▸ WHAT THE TASK REQUIRES: Filter this data down to the lines that hold "true", and copy them.

##### MATERIAL SUPPLIED #####

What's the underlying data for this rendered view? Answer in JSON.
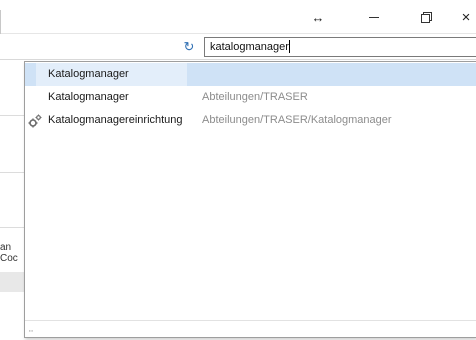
{
  "window": {
    "resize_glyph": "↔",
    "close_glyph": "×"
  },
  "toolbar": {
    "refresh_glyph": "↻",
    "search_value": "katalogmanager"
  },
  "background": {
    "fragment_line1": "an",
    "fragment_line2": "Coc"
  },
  "dropdown": {
    "items": [
      {
        "name": "Katalogmanager",
        "path": "",
        "selected": true,
        "icon": null
      },
      {
        "name": "Katalogmanager",
        "path": "Abteilungen/TRASER",
        "selected": false,
        "icon": null
      },
      {
        "name": "Katalogmanagereinrichtung",
        "path": "Abteilungen/TRASER/Katalogmanager",
        "selected": false,
        "icon": "gears-icon"
      }
    ],
    "grip_glyph": "⠤"
  },
  "colors": {
    "selection": "#cfe2f6",
    "refresh_icon": "#2f6fb3",
    "path_text": "#8c8c8c"
  }
}
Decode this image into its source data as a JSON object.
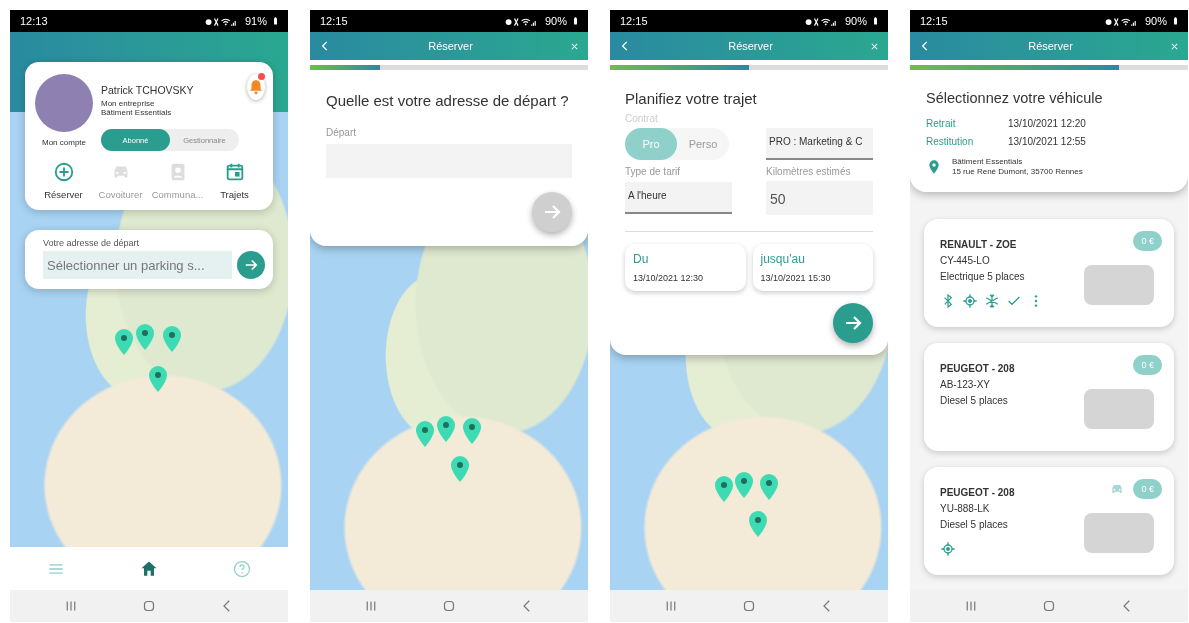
{
  "screens": [
    {
      "kind": "home",
      "status": {
        "time": "12:13",
        "battery": "91%"
      },
      "profile": {
        "name": "Patrick TCHOVSKY",
        "company_label": "Mon entreprise",
        "company": "Bâtiment Essentials",
        "account_label": "Mon compte",
        "notification": true
      },
      "role_toggle": [
        {
          "label": "Abonné",
          "selected": true
        },
        {
          "label": "Gestionnaire",
          "selected": false
        }
      ],
      "actions": [
        {
          "kind": "plus",
          "label": "Réserver",
          "disabled": false
        },
        {
          "kind": "car",
          "label": "Covoiturer",
          "disabled": true
        },
        {
          "kind": "contact",
          "label": "Communa...",
          "disabled": true
        },
        {
          "kind": "calendar",
          "label": "Trajets",
          "disabled": false
        }
      ],
      "address": {
        "label": "Votre adresse de départ",
        "placeholder": "Sélectionner un parking s..."
      },
      "tab_bar": [
        {
          "kind": "menu",
          "selected": false
        },
        {
          "kind": "home",
          "selected": true
        },
        {
          "kind": "help",
          "selected": false
        }
      ]
    },
    {
      "kind": "address",
      "status": {
        "time": "12:15",
        "battery": "90%"
      },
      "header": {
        "title": "Réserver"
      },
      "progress": {
        "level": 0.25
      },
      "question": "Quelle est votre adresse de départ ?",
      "field": {
        "label": "Départ"
      },
      "next": {
        "disabled": true
      }
    },
    {
      "kind": "plan",
      "status": {
        "time": "12:15",
        "battery": "90%"
      },
      "header": {
        "title": "Réserver"
      },
      "progress": {
        "level": 0.5
      },
      "title": "Planifiez votre trajet",
      "contract": {
        "label": "Contrat",
        "options": [
          {
            "label": "Pro",
            "selected": true
          },
          {
            "label": "Perso",
            "selected": false
          }
        ],
        "value": "PRO : Marketing & C"
      },
      "rate": {
        "label": "Type de tarif",
        "value": "A l'heure"
      },
      "distance": {
        "label": "Kilomètres estimés",
        "value": "50"
      },
      "dates": [
        {
          "label": "Du",
          "value": "13/10/2021 12:30"
        },
        {
          "label": "jusqu'au",
          "value": "13/10/2021 15:30"
        }
      ],
      "next": {
        "disabled": false
      }
    },
    {
      "kind": "vehicles",
      "status": {
        "time": "12:15",
        "battery": "90%"
      },
      "header": {
        "title": "Réserver"
      },
      "progress": {
        "level": 0.75
      },
      "title": "Sélectionnez votre véhicule",
      "schedule": [
        {
          "label": "Retrait",
          "value": "13/10/2021 12:20"
        },
        {
          "label": "Restitution",
          "value": "13/10/2021 12:55"
        }
      ],
      "location": {
        "name": "Bâtiment Essentials",
        "address": "15 rue René Dumont, 35700 Rennes"
      },
      "vehicles": [
        {
          "name": "RENAULT - ZOE",
          "plate": "CY-445-LO",
          "description": "Electrique 5 places",
          "price": "0 €",
          "shared": false,
          "features": [
            {
              "kind": "bluetooth"
            },
            {
              "kind": "gps"
            },
            {
              "kind": "climate"
            },
            {
              "kind": "check"
            },
            {
              "kind": "more"
            }
          ]
        },
        {
          "name": "PEUGEOT - 208",
          "plate": "AB-123-XY",
          "description": "Diesel 5 places",
          "price": "0 €",
          "shared": false
        },
        {
          "name": "PEUGEOT - 208",
          "plate": "YU-888-LK",
          "description": "Diesel 5 places",
          "price": "0 €",
          "shared": true,
          "features": [
            {
              "kind": "gps"
            }
          ]
        }
      ]
    }
  ]
}
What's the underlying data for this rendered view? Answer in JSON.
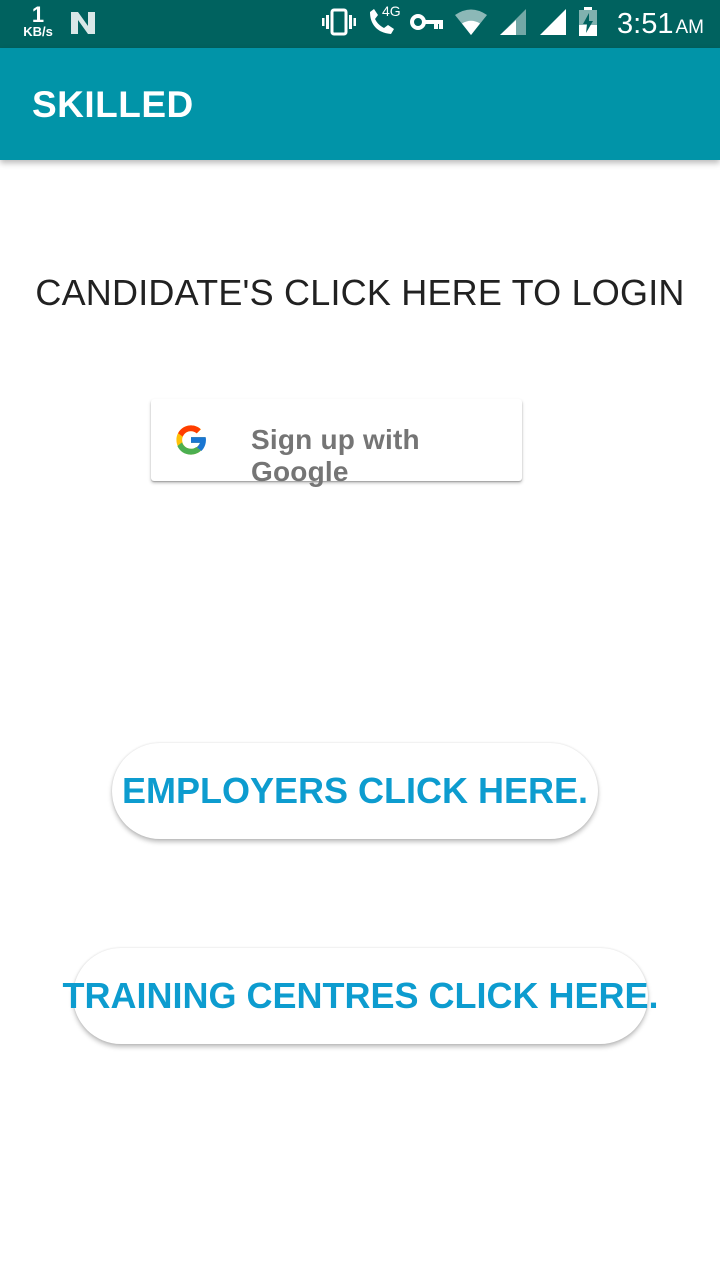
{
  "status_bar": {
    "net_speed_value": "1",
    "net_speed_unit": "KB/s",
    "time": "3:51",
    "ampm": "AM",
    "network_label": "4G",
    "icons": [
      "n-notification-icon",
      "vibrate-icon",
      "volte-call-icon",
      "vpn-key-icon",
      "wifi-icon",
      "signal-icon",
      "signal-icon",
      "battery-charging-icon"
    ]
  },
  "app_bar": {
    "title": "SKILLED",
    "color": "#0194a8"
  },
  "main": {
    "login_heading": "CANDIDATE'S CLICK HERE TO LOGIN",
    "google_button_label": "Sign up with Google",
    "employers_button_label": "EMPLOYERS CLICK HERE.",
    "training_centres_button_label": "TRAINING CENTRES CLICK HERE.",
    "button_text_color": "#0d9ccf"
  }
}
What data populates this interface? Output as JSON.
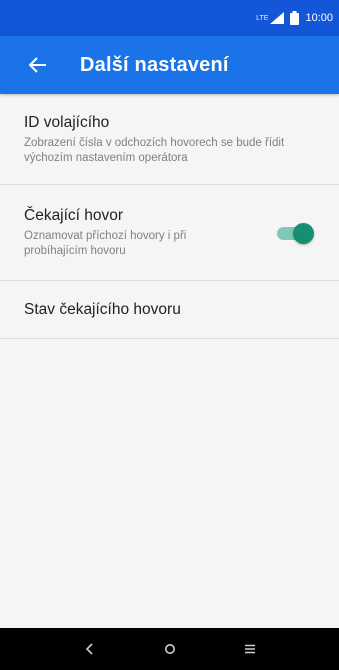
{
  "status_bar": {
    "network_label": "LTE",
    "time": "10:00"
  },
  "app_bar": {
    "title": "Další nastavení",
    "back_icon": "arrow-left-icon"
  },
  "settings": [
    {
      "title": "ID volajícího",
      "summary": "Zobrazení čísla v odchozích hovorech se bude řídit výchozím nastavením operátora"
    },
    {
      "title": "Čekající hovor",
      "summary": "Oznamovat příchozí hovory i při probíhajícím hovoru",
      "toggle_on": true
    },
    {
      "title": "Stav čekajícího hovoru"
    }
  ],
  "colors": {
    "status_bar": "#1456d8",
    "app_bar": "#1a73e8",
    "toggle_thumb": "#178e73",
    "toggle_track": "#7ec8b7"
  },
  "nav_bar": {
    "icons": [
      "back-nav-icon",
      "home-nav-icon",
      "recents-nav-icon"
    ]
  }
}
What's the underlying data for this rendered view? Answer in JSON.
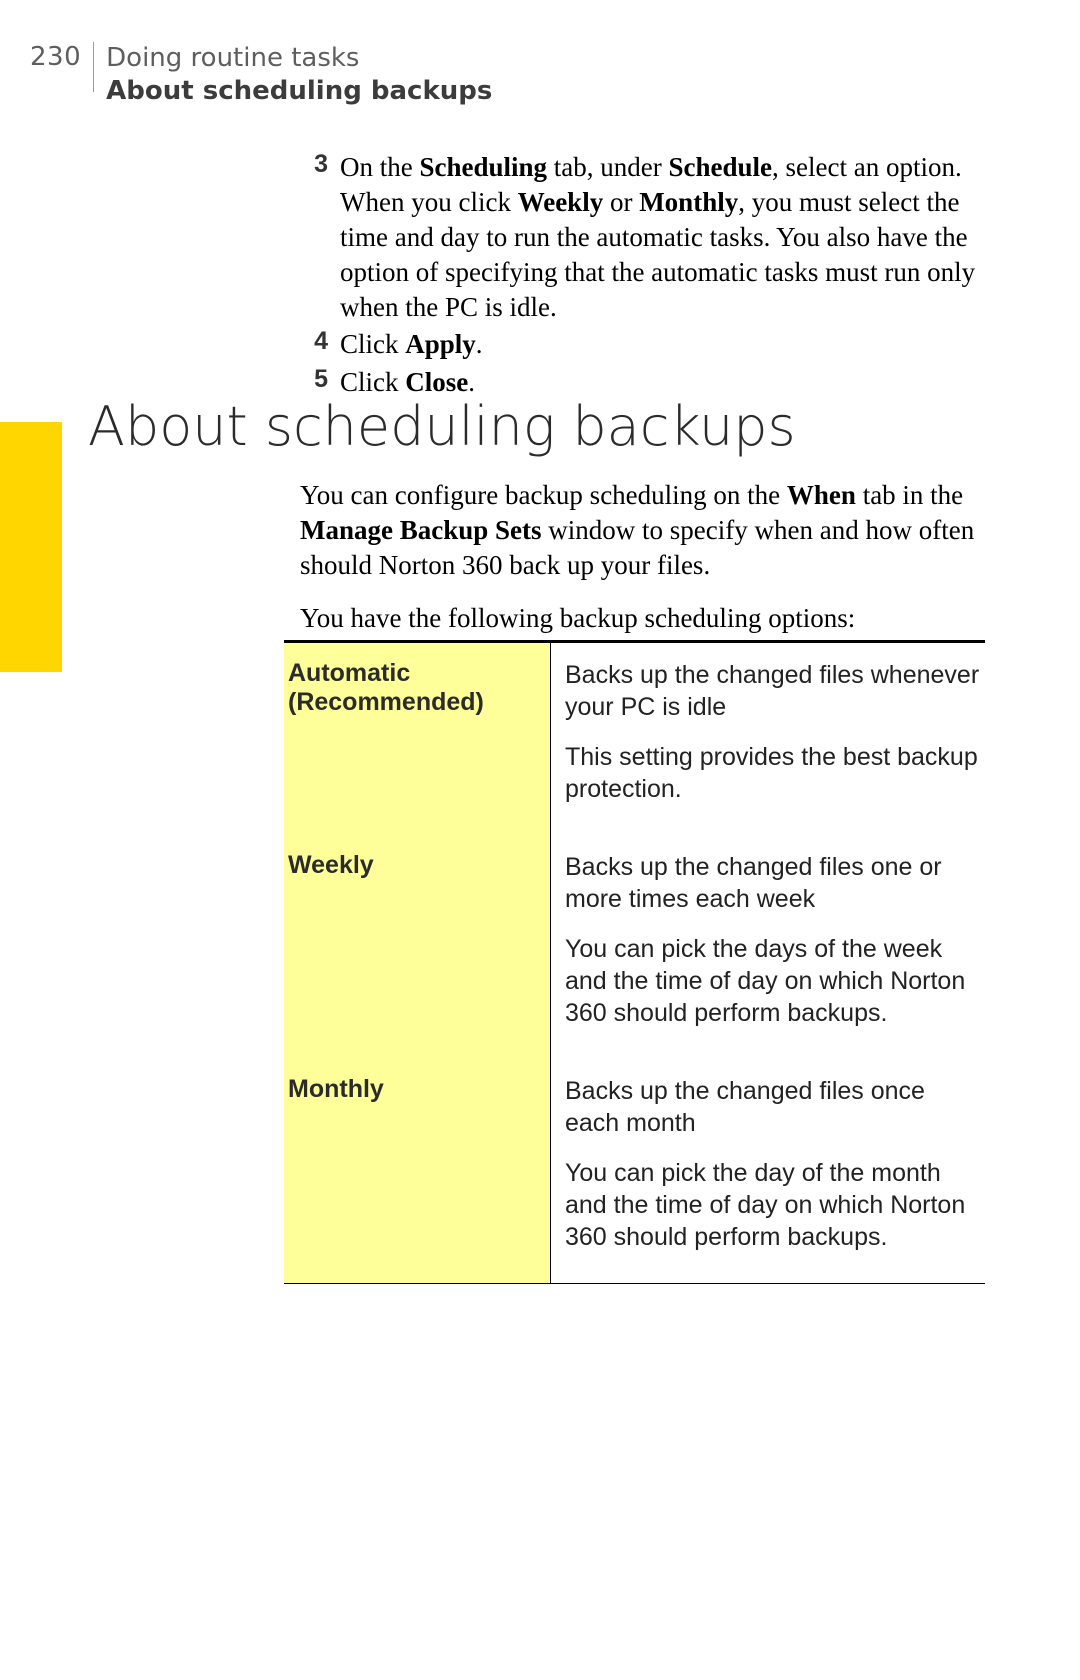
{
  "header": {
    "pagenum": "230",
    "chapter": "Doing routine tasks",
    "section": "About scheduling backups"
  },
  "steps": [
    {
      "num": "3",
      "html": "On the <b>Scheduling</b> tab, under <b>Schedule</b>, select an option.<br>When you click <b>Weekly</b> or <b>Monthly</b>, you must select the time and day to run the automatic tasks. You also have the option of specifying that the automatic tasks must run only when the PC is idle."
    },
    {
      "num": "4",
      "html": "Click <b>Apply</b>."
    },
    {
      "num": "5",
      "html": "Click <b>Close</b>."
    }
  ],
  "section_heading": "About scheduling backups",
  "intro": [
    "You can configure backup scheduling on the <b>When</b> tab in the <b>Manage Backup Sets</b> window to specify when and how often should Norton 360 back up your files.",
    "You have the following backup scheduling options:"
  ],
  "options": [
    {
      "name": "Automatic (Recommended)",
      "desc": [
        "Backs up the changed files whenever your PC is idle",
        "This setting provides the best backup protection."
      ]
    },
    {
      "name": "Weekly",
      "desc": [
        "Backs up the changed files one or more times each week",
        "You can pick the days of the week and the time of day on which Norton 360 should perform backups."
      ]
    },
    {
      "name": "Monthly",
      "desc": [
        "Backs up the changed files once each month",
        "You can pick the day of the month and the time of day on which Norton 360 should perform backups."
      ]
    }
  ]
}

#####

▸ WORKED SOLUTION:
        "selected": true,
        "notification": true
          "selected": true
          "disabled": true
          "disabled": true
          "selected": true
        "disabled": true
            "selected": true
          "shared": true,
      "toggle_on": true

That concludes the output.